_THE EXERCISE_
From the records below, extract all the text exactly and leave the images behind.
------ RECORD SET ------
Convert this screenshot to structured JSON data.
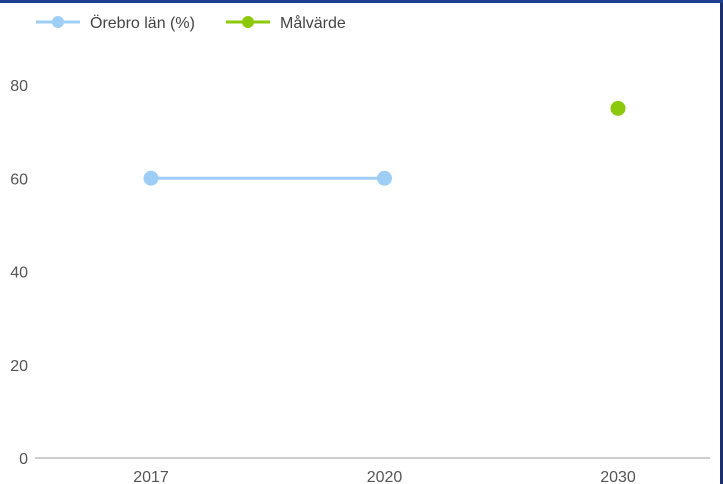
{
  "chart_data": {
    "type": "line",
    "categories": [
      "2017",
      "2020",
      "2030"
    ],
    "series": [
      {
        "name": "Örebro län (%)",
        "values": [
          60,
          60,
          null
        ],
        "color": "#9ecdf5",
        "style": "line-with-markers"
      },
      {
        "name": "Målvärde",
        "values": [
          null,
          null,
          75
        ],
        "color": "#8cc90a",
        "style": "marker-only"
      }
    ],
    "yticks": [
      0,
      20,
      40,
      60,
      80
    ],
    "ylim": [
      0,
      80
    ],
    "title": "",
    "xlabel": "",
    "ylabel": "",
    "grid": false,
    "legend_position": "top-left"
  }
}
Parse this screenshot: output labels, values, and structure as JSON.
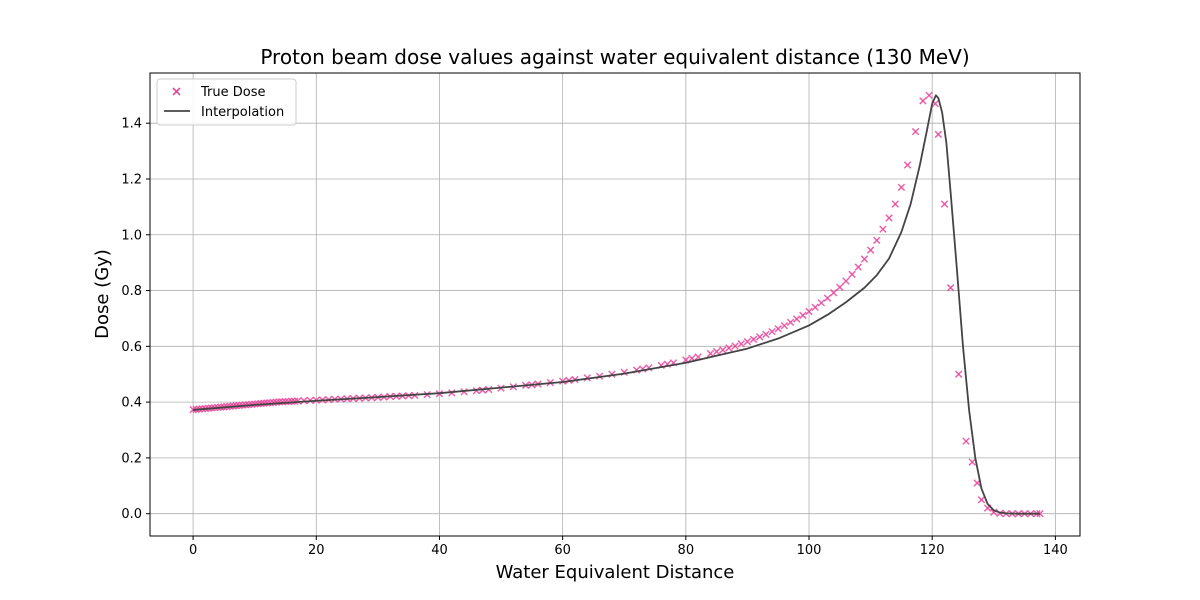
{
  "chart_data": {
    "type": "scatter",
    "title": "Proton beam dose values against water equivalent distance (130 MeV)",
    "xlabel": "Water Equivalent Distance",
    "ylabel": "Dose (Gy)",
    "xlim": [
      -7,
      144
    ],
    "ylim": [
      -0.08,
      1.58
    ],
    "x_ticks": [
      0,
      20,
      40,
      60,
      80,
      100,
      120,
      140
    ],
    "y_ticks": [
      0.0,
      0.2,
      0.4,
      0.6,
      0.8,
      1.0,
      1.2,
      1.4
    ],
    "x_tick_labels": [
      "0",
      "20",
      "40",
      "60",
      "80",
      "100",
      "120",
      "140"
    ],
    "y_tick_labels": [
      "0.0",
      "0.2",
      "0.4",
      "0.6",
      "0.8",
      "1.0",
      "1.2",
      "1.4"
    ],
    "grid": true,
    "legend_position": "top-left",
    "series": [
      {
        "name": "True Dose",
        "kind": "scatter",
        "marker": "x",
        "color": "#e8489b",
        "x": [
          0,
          0.5,
          1,
          1.5,
          2,
          2.5,
          3,
          3.5,
          4,
          4.5,
          5,
          5.5,
          6,
          6.5,
          7,
          7.5,
          8,
          8.5,
          9,
          9.5,
          10,
          10.5,
          11,
          11.5,
          12,
          12.5,
          13,
          13.5,
          14,
          14.5,
          15,
          15.5,
          16,
          16.5,
          17,
          18,
          19,
          20,
          21,
          22,
          23,
          24,
          25,
          26,
          27,
          28,
          29,
          30,
          31,
          32,
          33,
          34,
          35,
          36,
          38,
          40,
          42,
          44,
          46,
          47,
          48,
          50,
          52,
          54,
          55,
          56,
          58,
          60,
          61,
          62,
          64,
          66,
          68,
          70,
          72,
          73,
          74,
          76,
          77,
          78,
          80,
          81,
          82,
          84,
          85,
          86,
          87,
          88,
          89,
          90,
          91,
          92,
          93,
          94,
          95,
          96,
          97,
          98,
          99,
          100,
          101,
          102,
          103,
          104,
          105,
          106,
          107,
          108,
          109,
          110,
          111,
          112,
          113,
          114,
          115,
          116,
          117.3,
          118.5,
          119.5,
          120.5,
          121,
          122,
          123,
          124.3,
          125.5,
          126.5,
          127.3,
          128,
          129,
          130,
          131,
          132,
          133,
          134,
          135,
          136,
          137,
          137.5
        ],
        "y": [
          0.373,
          0.374,
          0.375,
          0.376,
          0.377,
          0.378,
          0.379,
          0.38,
          0.381,
          0.382,
          0.383,
          0.384,
          0.385,
          0.386,
          0.387,
          0.388,
          0.389,
          0.39,
          0.391,
          0.392,
          0.393,
          0.394,
          0.395,
          0.396,
          0.397,
          0.398,
          0.399,
          0.4,
          0.401,
          0.401,
          0.402,
          0.402,
          0.403,
          0.403,
          0.404,
          0.405,
          0.406,
          0.407,
          0.408,
          0.409,
          0.41,
          0.411,
          0.412,
          0.413,
          0.414,
          0.415,
          0.416,
          0.417,
          0.418,
          0.42,
          0.421,
          0.422,
          0.423,
          0.424,
          0.427,
          0.43,
          0.433,
          0.437,
          0.441,
          0.443,
          0.445,
          0.45,
          0.455,
          0.46,
          0.462,
          0.465,
          0.47,
          0.475,
          0.478,
          0.481,
          0.487,
          0.493,
          0.5,
          0.507,
          0.515,
          0.519,
          0.523,
          0.532,
          0.536,
          0.541,
          0.551,
          0.557,
          0.562,
          0.574,
          0.581,
          0.587,
          0.594,
          0.601,
          0.609,
          0.617,
          0.625,
          0.634,
          0.643,
          0.653,
          0.663,
          0.674,
          0.686,
          0.698,
          0.711,
          0.725,
          0.74,
          0.756,
          0.773,
          0.792,
          0.812,
          0.834,
          0.858,
          0.884,
          0.913,
          0.945,
          0.98,
          1.02,
          1.06,
          1.11,
          1.17,
          1.25,
          1.37,
          1.48,
          1.5,
          1.47,
          1.36,
          1.11,
          0.81,
          0.5,
          0.26,
          0.185,
          0.11,
          0.05,
          0.02,
          0.005,
          0.001,
          0.0,
          0.0,
          0.0,
          0.0,
          0.0,
          0.0,
          0.0
        ]
      },
      {
        "name": "Interpolation",
        "kind": "line",
        "color": "#444444",
        "x": [
          0,
          10,
          20,
          30,
          40,
          50,
          60,
          70,
          80,
          90,
          95,
          100,
          103,
          106,
          109,
          111,
          113,
          115,
          116.5,
          118,
          119.2,
          120,
          120.6,
          121,
          121.6,
          122.3,
          123,
          124,
          125,
          126,
          127,
          128,
          129,
          130,
          131,
          132,
          134,
          137.5
        ],
        "y": [
          0.372,
          0.39,
          0.405,
          0.418,
          0.432,
          0.452,
          0.472,
          0.502,
          0.541,
          0.592,
          0.628,
          0.675,
          0.713,
          0.758,
          0.81,
          0.855,
          0.915,
          1.01,
          1.11,
          1.25,
          1.38,
          1.47,
          1.5,
          1.49,
          1.44,
          1.33,
          1.15,
          0.88,
          0.6,
          0.37,
          0.2,
          0.09,
          0.035,
          0.012,
          0.004,
          0.001,
          0.0,
          0.0
        ]
      }
    ]
  }
}
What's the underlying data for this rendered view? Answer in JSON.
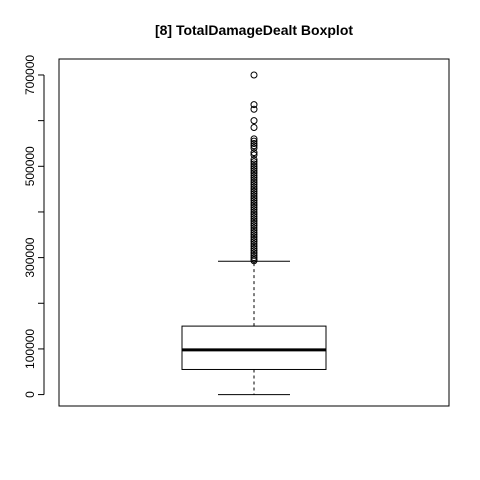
{
  "chart_data": {
    "type": "boxplot",
    "title": "[8] TotalDamageDealt Boxplot",
    "xlabel": "",
    "ylabel": "",
    "ylim": [
      -25000,
      735000
    ],
    "y_ticks": [
      0,
      100000,
      200000,
      300000,
      400000,
      500000,
      600000,
      700000
    ],
    "y_tick_labels": [
      "0",
      "100000",
      "",
      "300000",
      "",
      "500000",
      "",
      "700000"
    ],
    "grid": false,
    "box": {
      "min": 0,
      "q1": 55000,
      "median": 98000,
      "q3": 150000,
      "whisker_high": 292000
    },
    "outliers": [
      293000,
      296000,
      300000,
      305000,
      310000,
      315000,
      320000,
      325000,
      330000,
      335000,
      340000,
      345000,
      350000,
      355000,
      360000,
      365000,
      370000,
      375000,
      380000,
      385000,
      390000,
      395000,
      400000,
      405000,
      410000,
      415000,
      420000,
      425000,
      430000,
      435000,
      440000,
      445000,
      450000,
      455000,
      460000,
      465000,
      470000,
      475000,
      480000,
      485000,
      490000,
      495000,
      500000,
      505000,
      510000,
      515000,
      525000,
      530000,
      540000,
      545000,
      550000,
      555000,
      560000,
      585000,
      600000,
      625000,
      635000,
      700000
    ]
  }
}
------
_RESULT_
Convert this screenshot to structured JSON data.
{
  "chart_data": {
    "type": "line",
    "categories": [
      "2017",
      "2020",
      "2030"
    ],
    "series": [
      {
        "name": "Örebro län (%)",
        "values": [
          60,
          60,
          null
        ],
        "color": "#9ecdf5",
        "style": "line-with-markers"
      },
      {
        "name": "Målvärde",
        "values": [
          null,
          null,
          75
        ],
        "color": "#8cc90a",
        "style": "marker-only"
      }
    ],
    "yticks": [
      0,
      20,
      40,
      60,
      80
    ],
    "ylim": [
      0,
      80
    ],
    "title": "",
    "xlabel": "",
    "ylabel": "",
    "grid": false,
    "legend_position": "top-left"
  }
}
Parse this screenshot: output labels, values, and structure as JSON.
{
  "chart_data": {
    "type": "scatter",
    "title": "Proton beam dose values against water equivalent distance (130 MeV)",
    "xlabel": "Water Equivalent Distance",
    "ylabel": "Dose (Gy)",
    "xlim": [
      -7,
      144
    ],
    "ylim": [
      -0.08,
      1.58
    ],
    "x_ticks": [
      0,
      20,
      40,
      60,
      80,
      100,
      120,
      140
    ],
    "y_ticks": [
      0.0,
      0.2,
      0.4,
      0.6,
      0.8,
      1.0,
      1.2,
      1.4
    ],
    "x_tick_labels": [
      "0",
      "20",
      "40",
      "60",
      "80",
      "100",
      "120",
      "140"
    ],
    "y_tick_labels": [
      "0.0",
      "0.2",
      "0.4",
      "0.6",
      "0.8",
      "1.0",
      "1.2",
      "1.4"
    ],
    "grid": true,
    "legend_position": "top-left",
    "series": [
      {
        "name": "True Dose",
        "kind": "scatter",
        "marker": "x",
        "color": "#e8489b",
        "x": [
          0,
          0.5,
          1,
          1.5,
          2,
          2.5,
          3,
          3.5,
          4,
          4.5,
          5,
          5.5,
          6,
          6.5,
          7,
          7.5,
          8,
          8.5,
          9,
          9.5,
          10,
          10.5,
          11,
          11.5,
          12,
          12.5,
          13,
          13.5,
          14,
          14.5,
          15,
          15.5,
          16,
          16.5,
          17,
          18,
          19,
          20,
          21,
          22,
          23,
          24,
          25,
          26,
          27,
          28,
          29,
          30,
          31,
          32,
          33,
          34,
          35,
          36,
          38,
          40,
          42,
          44,
          46,
          47,
          48,
          50,
          52,
          54,
          55,
          56,
          58,
          60,
          61,
          62,
          64,
          66,
          68,
          70,
          72,
          73,
          74,
          76,
          77,
          78,
          80,
          81,
          82,
          84,
          85,
          86,
          87,
          88,
          89,
          90,
          91,
          92,
          93,
          94,
          95,
          96,
          97,
          98,
          99,
          100,
          101,
          102,
          103,
          104,
          105,
          106,
          107,
          108,
          109,
          110,
          111,
          112,
          113,
          114,
          115,
          116,
          117.3,
          118.5,
          119.5,
          120.5,
          121,
          122,
          123,
          124.3,
          125.5,
          126.5,
          127.3,
          128,
          129,
          130,
          131,
          132,
          133,
          134,
          135,
          136,
          137,
          137.5
        ],
        "y": [
          0.373,
          0.374,
          0.375,
          0.376,
          0.377,
          0.378,
          0.379,
          0.38,
          0.381,
          0.382,
          0.383,
          0.384,
          0.385,
          0.386,
          0.387,
          0.388,
          0.389,
          0.39,
          0.391,
          0.392,
          0.393,
          0.394,
          0.395,
          0.396,
          0.397,
          0.398,
          0.399,
          0.4,
          0.401,
          0.401,
          0.402,
          0.402,
          0.403,
          0.403,
          0.404,
          0.405,
          0.406,
          0.407,
          0.408,
          0.409,
          0.41,
          0.411,
          0.412,
          0.413,
          0.414,
          0.415,
          0.416,
          0.417,
          0.418,
          0.42,
          0.421,
          0.422,
          0.423,
          0.424,
          0.427,
          0.43,
          0.433,
          0.437,
          0.441,
          0.443,
          0.445,
          0.45,
          0.455,
          0.46,
          0.462,
          0.465,
          0.47,
          0.475,
          0.478,
          0.481,
          0.487,
          0.493,
          0.5,
          0.507,
          0.515,
          0.519,
          0.523,
          0.532,
          0.536,
          0.541,
          0.551,
          0.557,
          0.562,
          0.574,
          0.581,
          0.587,
          0.594,
          0.601,
          0.609,
          0.617,
          0.625,
          0.634,
          0.643,
          0.653,
          0.663,
          0.674,
          0.686,
          0.698,
          0.711,
          0.725,
          0.74,
          0.756,
          0.773,
          0.792,
          0.812,
          0.834,
          0.858,
          0.884,
          0.913,
          0.945,
          0.98,
          1.02,
          1.06,
          1.11,
          1.17,
          1.25,
          1.37,
          1.48,
          1.5,
          1.47,
          1.36,
          1.11,
          0.81,
          0.5,
          0.26,
          0.185,
          0.11,
          0.05,
          0.02,
          0.005,
          0.001,
          0.0,
          0.0,
          0.0,
          0.0,
          0.0,
          0.0,
          0.0
        ]
      },
      {
        "name": "Interpolation",
        "kind": "line",
        "color": "#444444",
        "x": [
          0,
          10,
          20,
          30,
          40,
          50,
          60,
          70,
          80,
          90,
          95,
          100,
          103,
          106,
          109,
          111,
          113,
          115,
          116.5,
          118,
          119.2,
          120,
          120.6,
          121,
          121.6,
          122.3,
          123,
          124,
          125,
          126,
          127,
          128,
          129,
          130,
          131,
          132,
          134,
          137.5
        ],
        "y": [
          0.372,
          0.39,
          0.405,
          0.418,
          0.432,
          0.452,
          0.472,
          0.502,
          0.541,
          0.592,
          0.628,
          0.675,
          0.713,
          0.758,
          0.81,
          0.855,
          0.915,
          1.01,
          1.11,
          1.25,
          1.38,
          1.47,
          1.5,
          1.49,
          1.44,
          1.33,
          1.15,
          0.88,
          0.6,
          0.37,
          0.2,
          0.09,
          0.035,
          0.012,
          0.004,
          0.001,
          0.0,
          0.0
        ]
      }
    ]
  }
}
What's the underlying data for this rendered view? Answer in JSON.
{
  "chart_data": {
    "type": "boxplot",
    "title": "[8] TotalDamageDealt Boxplot",
    "xlabel": "",
    "ylabel": "",
    "ylim": [
      -25000,
      735000
    ],
    "y_ticks": [
      0,
      100000,
      200000,
      300000,
      400000,
      500000,
      600000,
      700000
    ],
    "y_tick_labels": [
      "0",
      "100000",
      "",
      "300000",
      "",
      "500000",
      "",
      "700000"
    ],
    "grid": false,
    "box": {
      "min": 0,
      "q1": 55000,
      "median": 98000,
      "q3": 150000,
      "whisker_high": 292000
    },
    "outliers": [
      293000,
      296000,
      300000,
      305000,
      310000,
      315000,
      320000,
      325000,
      330000,
      335000,
      340000,
      345000,
      350000,
      355000,
      360000,
      365000,
      370000,
      375000,
      380000,
      385000,
      390000,
      395000,
      400000,
      405000,
      410000,
      415000,
      420000,
      425000,
      430000,
      435000,
      440000,
      445000,
      450000,
      455000,
      460000,
      465000,
      470000,
      475000,
      480000,
      485000,
      490000,
      495000,
      500000,
      505000,
      510000,
      515000,
      525000,
      530000,
      540000,
      545000,
      550000,
      555000,
      560000,
      585000,
      600000,
      625000,
      635000,
      700000
    ]
  }
}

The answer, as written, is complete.